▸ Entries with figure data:
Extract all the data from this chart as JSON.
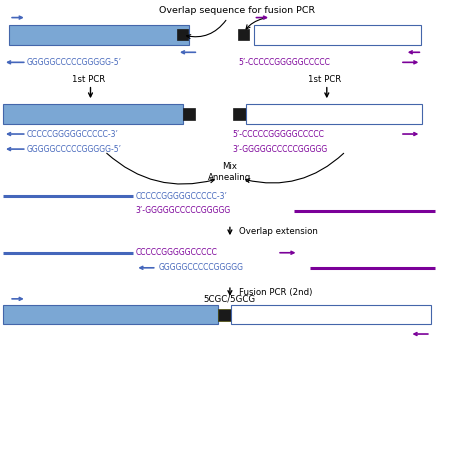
{
  "title": "Overlap sequence for fusion PCR",
  "blue_fill": "#7BA7D4",
  "blue_edge": "#4466AA",
  "blue_arrow": "#4466BB",
  "purple_arrow": "#7B0099",
  "black_sq": "#1a1a1a",
  "bg": "#ffffff",
  "text_color": "#000000",
  "seq_left_1": "GGGGGCCCCCGGGGG-5’",
  "seq_left_2a": "CCCCCGGGGGCCCCC-3’",
  "seq_left_2b": "GGGGGCCCCCGGGGG-5’",
  "seq_right_1": "5’-CCCCCGGGGGCCCCC",
  "seq_right_2a": "5’-CCCCCGGGGGCCCCC",
  "seq_right_2b": "3’-GGGGGCCCCCGGGGG",
  "seq_ann_top": "CCCCCGGGGGCCCCC-3’",
  "seq_ann_bot": "3’-GGGGGCCCCCGGGGG",
  "seq_ext_top": "CCCCCGGGGGCCCCC",
  "seq_ext_bot": "GGGGGCCCCCGGGGG",
  "label_1st_pcr": "1st PCR",
  "label_mix": "Mix\nAnnealing",
  "label_overlap": "Overlap extension",
  "label_fusion": "Fusion PCR (2nd)",
  "label_product": "5CGC/5GCG",
  "fs_seq": 5.5,
  "fs_label": 6.2,
  "fs_title": 6.8
}
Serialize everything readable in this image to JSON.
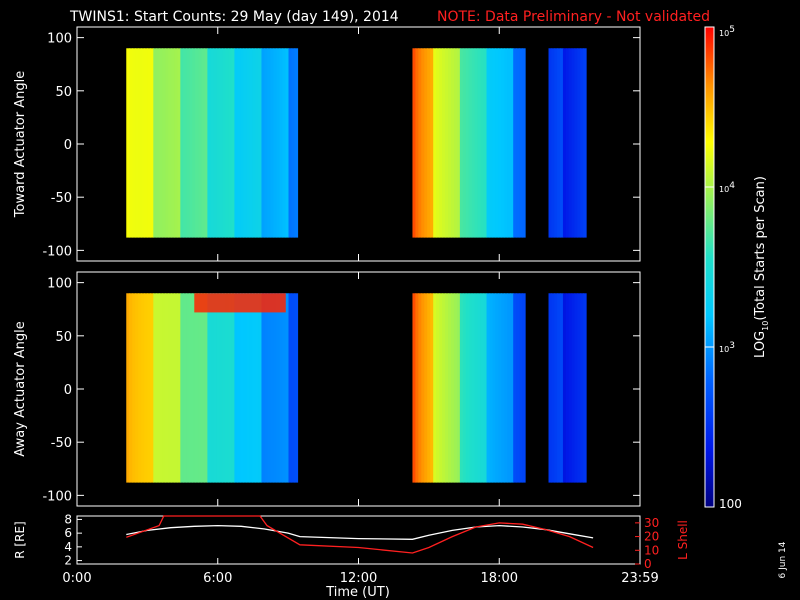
{
  "header": {
    "title": "TWINS1: Start Counts: 29 May (day 149), 2014",
    "note": "NOTE: Data Preliminary - Not validated"
  },
  "side_date": "6 Jun 14",
  "colorbar": {
    "label": "LOG10(Total Starts per Scan)",
    "ticks": [
      "10^5",
      "10^4",
      "10^3",
      "100"
    ]
  },
  "chart_data": [
    {
      "type": "heatmap",
      "title": "",
      "ylabel": "Toward Actuator Angle",
      "ylim": [
        -110,
        110
      ],
      "yticks": [
        100,
        50,
        0,
        -50,
        -100
      ],
      "angle_range": [
        -88,
        90
      ],
      "value_scale": "log10",
      "value_range": [
        100,
        100000
      ],
      "segments": [
        {
          "t_start": 2.1,
          "t_end": 9.4,
          "level_start": 0.8,
          "level_end": 0.32,
          "hot_band": null
        },
        {
          "t_start": 14.3,
          "t_end": 19.1,
          "level_start": 0.96,
          "level_end": 0.28,
          "hot_band": null
        },
        {
          "t_start": 20.1,
          "t_end": 21.7,
          "level_start": 0.18,
          "level_end": 0.16,
          "hot_band": null
        }
      ]
    },
    {
      "type": "heatmap",
      "title": "",
      "ylabel": "Away Actuator Angle",
      "ylim": [
        -110,
        110
      ],
      "yticks": [
        100,
        50,
        0,
        -50,
        -100
      ],
      "angle_range": [
        -88,
        90
      ],
      "value_scale": "log10",
      "value_range": [
        100,
        100000
      ],
      "segments": [
        {
          "t_start": 2.1,
          "t_end": 9.4,
          "level_start": 0.9,
          "level_end": 0.25,
          "hot_band": {
            "t_start": 5.0,
            "t_end": 8.9,
            "angle_low": 72,
            "angle_high": 90
          }
        },
        {
          "t_start": 14.3,
          "t_end": 19.1,
          "level_start": 0.96,
          "level_end": 0.22,
          "hot_band": null
        },
        {
          "t_start": 20.1,
          "t_end": 21.7,
          "level_start": 0.18,
          "level_end": 0.14,
          "hot_band": null
        }
      ]
    },
    {
      "type": "line",
      "ylabel": "R [RE]",
      "ylabel_right": "L Shell",
      "xlabel": "Time (UT)",
      "xticks": [
        "0:00",
        "6:00",
        "12:00",
        "18:00",
        "23:59"
      ],
      "xtick_values": [
        0,
        6,
        12,
        18,
        24
      ],
      "xlim": [
        0,
        24
      ],
      "ylim": [
        1.5,
        8.5
      ],
      "yticks": [
        2,
        4,
        6,
        8
      ],
      "ylim_right": [
        0,
        35
      ],
      "yticks_right": [
        0,
        10,
        20,
        30
      ],
      "series": [
        {
          "name": "R",
          "color": "#ffffff",
          "x": [
            2.1,
            3.0,
            4.0,
            5.0,
            6.0,
            7.0,
            8.0,
            9.0,
            9.5,
            12.0,
            14.3,
            15.0,
            16.0,
            17.0,
            18.0,
            19.0,
            20.0,
            21.0,
            22.0
          ],
          "y": [
            5.8,
            6.4,
            6.8,
            7.0,
            7.1,
            7.0,
            6.6,
            6.0,
            5.5,
            5.2,
            5.1,
            5.7,
            6.4,
            6.9,
            7.1,
            6.9,
            6.5,
            5.9,
            5.3
          ]
        },
        {
          "name": "L",
          "color": "#ff2020",
          "x": [
            2.1,
            3.5,
            3.7,
            7.8,
            8.1,
            9.5,
            12.0,
            14.3,
            15.0,
            16.0,
            17.0,
            18.0,
            19.0,
            20.0,
            21.0,
            22.0
          ],
          "y": [
            19.5,
            28,
            35,
            35,
            28,
            14,
            12,
            8,
            12,
            20,
            27,
            30,
            29,
            25,
            20,
            12
          ]
        }
      ]
    }
  ]
}
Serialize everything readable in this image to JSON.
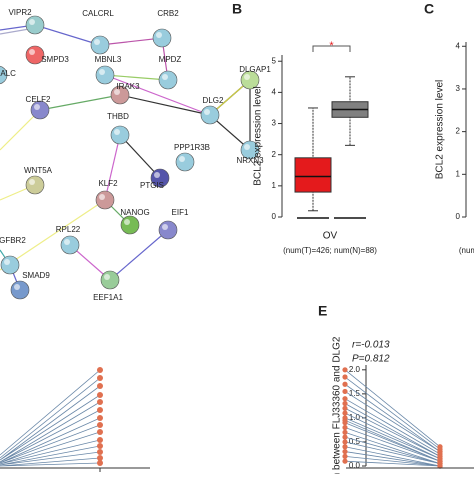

▸ YOUR TASK:
Look through the entries above and list every line containing "CCCCCGGGGGCCCCC".

▸ RESULT OF THE TASK:
  "seq_left_2a": "CCCCCGGGGGCCCCC-3’",
  "seq_right_1": "5’-CCCCCGGGGGCCCCC",
  "seq_right_2a": "5’-CCCCCGGGGGCCCCC",
  "seq_ann_top": "CCCCCGGGGGCCCCC-3’",
  "seq_ext_top": "CCCCCGGGGGCCCCC",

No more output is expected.